Extracted data:

.....

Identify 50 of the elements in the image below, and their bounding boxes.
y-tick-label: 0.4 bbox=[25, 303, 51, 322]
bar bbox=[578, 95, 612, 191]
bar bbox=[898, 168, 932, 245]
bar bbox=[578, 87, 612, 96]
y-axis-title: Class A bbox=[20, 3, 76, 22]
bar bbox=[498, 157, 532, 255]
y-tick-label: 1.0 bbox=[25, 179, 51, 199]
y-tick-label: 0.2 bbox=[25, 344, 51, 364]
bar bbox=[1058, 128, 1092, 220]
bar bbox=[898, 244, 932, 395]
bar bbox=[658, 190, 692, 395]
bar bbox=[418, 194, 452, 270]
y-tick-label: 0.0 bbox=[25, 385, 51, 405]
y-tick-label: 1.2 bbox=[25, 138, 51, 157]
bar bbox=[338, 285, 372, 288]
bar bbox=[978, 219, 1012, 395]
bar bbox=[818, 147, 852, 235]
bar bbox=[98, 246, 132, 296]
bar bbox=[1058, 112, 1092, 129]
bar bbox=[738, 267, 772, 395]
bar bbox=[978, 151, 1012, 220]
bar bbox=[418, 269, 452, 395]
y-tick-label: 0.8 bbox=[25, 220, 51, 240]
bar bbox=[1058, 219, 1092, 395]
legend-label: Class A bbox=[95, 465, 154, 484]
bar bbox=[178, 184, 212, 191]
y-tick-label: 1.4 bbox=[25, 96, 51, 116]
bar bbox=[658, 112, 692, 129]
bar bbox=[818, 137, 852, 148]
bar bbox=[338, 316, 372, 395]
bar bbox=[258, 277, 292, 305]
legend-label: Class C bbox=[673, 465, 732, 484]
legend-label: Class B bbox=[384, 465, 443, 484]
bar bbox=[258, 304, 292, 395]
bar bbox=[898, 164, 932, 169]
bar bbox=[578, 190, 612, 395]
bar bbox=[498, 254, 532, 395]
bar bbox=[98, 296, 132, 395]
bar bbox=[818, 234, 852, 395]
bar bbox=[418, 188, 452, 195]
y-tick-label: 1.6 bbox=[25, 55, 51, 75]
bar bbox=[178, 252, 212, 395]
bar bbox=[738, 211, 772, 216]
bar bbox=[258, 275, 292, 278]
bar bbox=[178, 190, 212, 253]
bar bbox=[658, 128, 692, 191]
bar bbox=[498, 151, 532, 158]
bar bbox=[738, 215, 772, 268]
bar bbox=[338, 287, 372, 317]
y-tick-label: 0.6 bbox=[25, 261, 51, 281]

.....

Task to complete:
Convert the entries above into a numbered list, leaving out any blank lines.

Output for this task:
1. Identify 50 of the elements in the image below, and their bounding boxes.
2. y-tick-label: 0.4 bbox=[25, 303, 51, 322]
3. bar bbox=[578, 95, 612, 191]
4. bar bbox=[898, 168, 932, 245]
5. bar bbox=[578, 87, 612, 96]
6. y-axis-title: Class A bbox=[20, 3, 76, 22]
7. bar bbox=[498, 157, 532, 255]
8. y-tick-label: 1.0 bbox=[25, 179, 51, 199]
9. y-tick-label: 0.2 bbox=[25, 344, 51, 364]
10. bar bbox=[1058, 128, 1092, 220]
11. bar bbox=[898, 244, 932, 395]
12. bar bbox=[658, 190, 692, 395]
13. bar bbox=[418, 194, 452, 270]
14. y-tick-label: 0.0 bbox=[25, 385, 51, 405]
15. y-tick-label: 1.2 bbox=[25, 138, 51, 157]
16. bar bbox=[338, 285, 372, 288]
17. bar bbox=[978, 219, 1012, 395]
18. bar bbox=[818, 147, 852, 235]
19. bar bbox=[98, 246, 132, 296]
20. bar bbox=[1058, 112, 1092, 129]
21. bar bbox=[738, 267, 772, 395]
22. bar bbox=[978, 151, 1012, 220]
23. bar bbox=[418, 269, 452, 395]
24. y-tick-label: 0.8 bbox=[25, 220, 51, 240]
25. bar bbox=[1058, 219, 1092, 395]
26. legend-label: Class A bbox=[95, 465, 154, 484]
27. bar bbox=[178, 184, 212, 191]
28. y-tick-label: 1.4 bbox=[25, 96, 51, 116]
29. bar bbox=[658, 112, 692, 129]
30. bar bbox=[818, 137, 852, 148]
31. bar bbox=[338, 316, 372, 395]
32. bar bbox=[258, 277, 292, 305]
33. legend-label: Class C bbox=[673, 465, 732, 484]
34. legend-label: Class B bbox=[384, 465, 443, 484]
35. bar bbox=[258, 304, 292, 395]
36. bar bbox=[898, 164, 932, 169]
37. bar bbox=[578, 190, 612, 395]
38. bar bbox=[498, 254, 532, 395]
39. bar bbox=[98, 296, 132, 395]
40. bar bbox=[818, 234, 852, 395]
41. bar bbox=[418, 188, 452, 195]
42. y-tick-label: 1.6 bbox=[25, 55, 51, 75]
43. bar bbox=[178, 252, 212, 395]
44. bar bbox=[738, 211, 772, 216]
45. bar bbox=[258, 275, 292, 278]
46. bar bbox=[178, 190, 212, 253]
47. bar bbox=[658, 128, 692, 191]
48. bar bbox=[498, 151, 532, 158]
49. bar bbox=[738, 215, 772, 268]
50. bar bbox=[338, 287, 372, 317]
51. y-tick-label: 0.6 bbox=[25, 261, 51, 281]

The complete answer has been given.